## Written exercise:
Each line below should be reproduced without any alteration.

Collected data:
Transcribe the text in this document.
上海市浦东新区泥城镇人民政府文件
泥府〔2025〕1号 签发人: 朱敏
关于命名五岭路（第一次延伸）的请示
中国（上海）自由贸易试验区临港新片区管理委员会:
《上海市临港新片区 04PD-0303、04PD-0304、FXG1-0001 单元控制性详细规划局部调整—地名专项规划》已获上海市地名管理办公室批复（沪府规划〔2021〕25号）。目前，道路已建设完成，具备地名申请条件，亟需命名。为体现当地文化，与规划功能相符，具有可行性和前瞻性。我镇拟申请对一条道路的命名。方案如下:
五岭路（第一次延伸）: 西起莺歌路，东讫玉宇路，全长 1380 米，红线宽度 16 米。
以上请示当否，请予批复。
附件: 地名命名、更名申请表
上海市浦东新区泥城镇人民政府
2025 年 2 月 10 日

## Reply:
Transcribe the text in this document.
上海市浦东新区泥城镇人民政府文件
泥府〔2025〕1号 签发人: 朱敏
关于命名五岭路（第一次延伸）的请示
中国（上海）自由贸易试验区临港新片区管理委员会:
《上海市临港新片区 04PD-0303、04PD-0304、FXG1-0001 单元控制性详细规划局部调整—地名专项规划》已获上海市地名管理办公室批复（沪府规划〔2021〕25号）。目前，道路已建设完成，具备地名申请条件，亟需命名。为体现当地文化，与规划功能相符，具有可行性和前瞻性。我镇拟申请对一条道路的命名。方案如下:
五岭路（第一次延伸）: 西起莺歌路，东讫玉宇路，全长 1380 米，红线宽度 16 米。
以上请示当否，请予批复。
附件: 地名命名、更名申请表
上海市浦东新区泥城镇人民政府
2025 年 2 月 10 日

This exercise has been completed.